DATA -
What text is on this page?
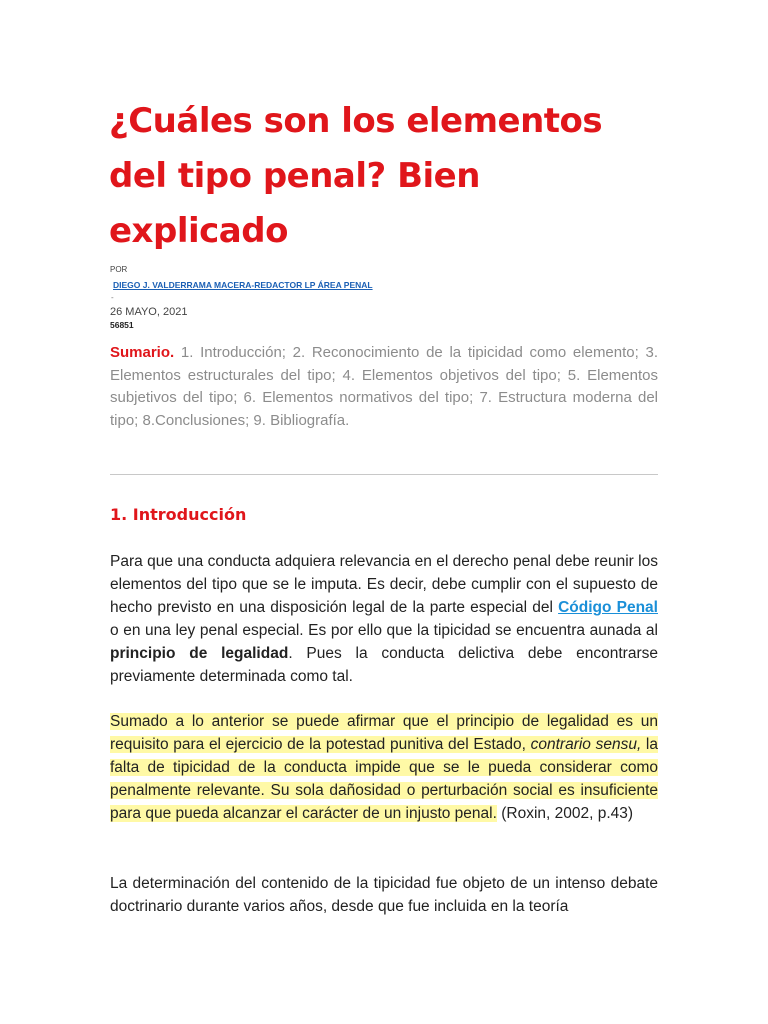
¿Cuáles son los elementos del tipo penal? Bien explicado
POR
DIEGO J. VALDERRAMA MACERA-REDACTOR LP ÁREA PENAL
-
26 MAYO, 2021
56851

Sumario. 1. Introducción; 2. Reconocimiento de la tipicidad como elemento; 3. Elementos estructurales del tipo; 4. Elementos objetivos del tipo; 5. Elementos subjetivos del tipo; 6. Elementos normativos del tipo; 7. Estructura moderna del tipo; 8.Conclusiones; 9. Bibliografía.

1. Introducción

Para que una conducta adquiera relevancia en el derecho penal debe reunir los elementos del tipo que se le imputa. Es decir, debe cumplir con el supuesto de hecho previsto en una disposición legal de la parte especial del Código Penal o en una ley penal especial. Es por ello que la tipicidad se encuentra aunada al principio de legalidad. Pues la conducta delictiva debe encontrarse previamente determinada como tal.

Sumado a lo anterior se puede afirmar que el principio de legalidad es un requisito para el ejercicio de la potestad punitiva del Estado, contrario sensu, la falta de tipicidad de la conducta impide que se le pueda considerar como penalmente relevante. Su sola dañosidad o perturbación social es insuficiente para que pueda alcanzar el carácter de un injusto penal. (Roxin, 2002, p.43)

La determinación del contenido de la tipicidad fue objeto de un intenso debate doctrinario durante varios años, desde que fue incluida en la teoría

WRITTEN INSTRUCTION - Reproduce the material above verbatim; omit every picture.

COMPLETE RESPONSE -
What text is on this page?
¿Cuáles son los elementos del tipo penal? Bien explicado
POR
DIEGO J. VALDERRAMA MACERA-REDACTOR LP ÁREA PENAL
-
26 MAYO, 2021
56851

Sumario. 1. Introducción; 2. Reconocimiento de la tipicidad como elemento; 3. Elementos estructurales del tipo; 4. Elementos objetivos del tipo; 5. Elementos subjetivos del tipo; 6. Elementos normativos del tipo; 7. Estructura moderna del tipo; 8.Conclusiones; 9. Bibliografía.

1. Introducción

Para que una conducta adquiera relevancia en el derecho penal debe reunir los elementos del tipo que se le imputa. Es decir, debe cumplir con el supuesto de hecho previsto en una disposición legal de la parte especial del Código Penal o en una ley penal especial. Es por ello que la tipicidad se encuentra aunada al principio de legalidad. Pues la conducta delictiva debe encontrarse previamente determinada como tal.

Sumado a lo anterior se puede afirmar que el principio de legalidad es un requisito para el ejercicio de la potestad punitiva del Estado, contrario sensu, la falta de tipicidad de la conducta impide que se le pueda considerar como penalmente relevante. Su sola dañosidad o perturbación social es insuficiente para que pueda alcanzar el carácter de un injusto penal. (Roxin, 2002, p.43)

La determinación del contenido de la tipicidad fue objeto de un intenso debate doctrinario durante varios años, desde que fue incluida en la teoría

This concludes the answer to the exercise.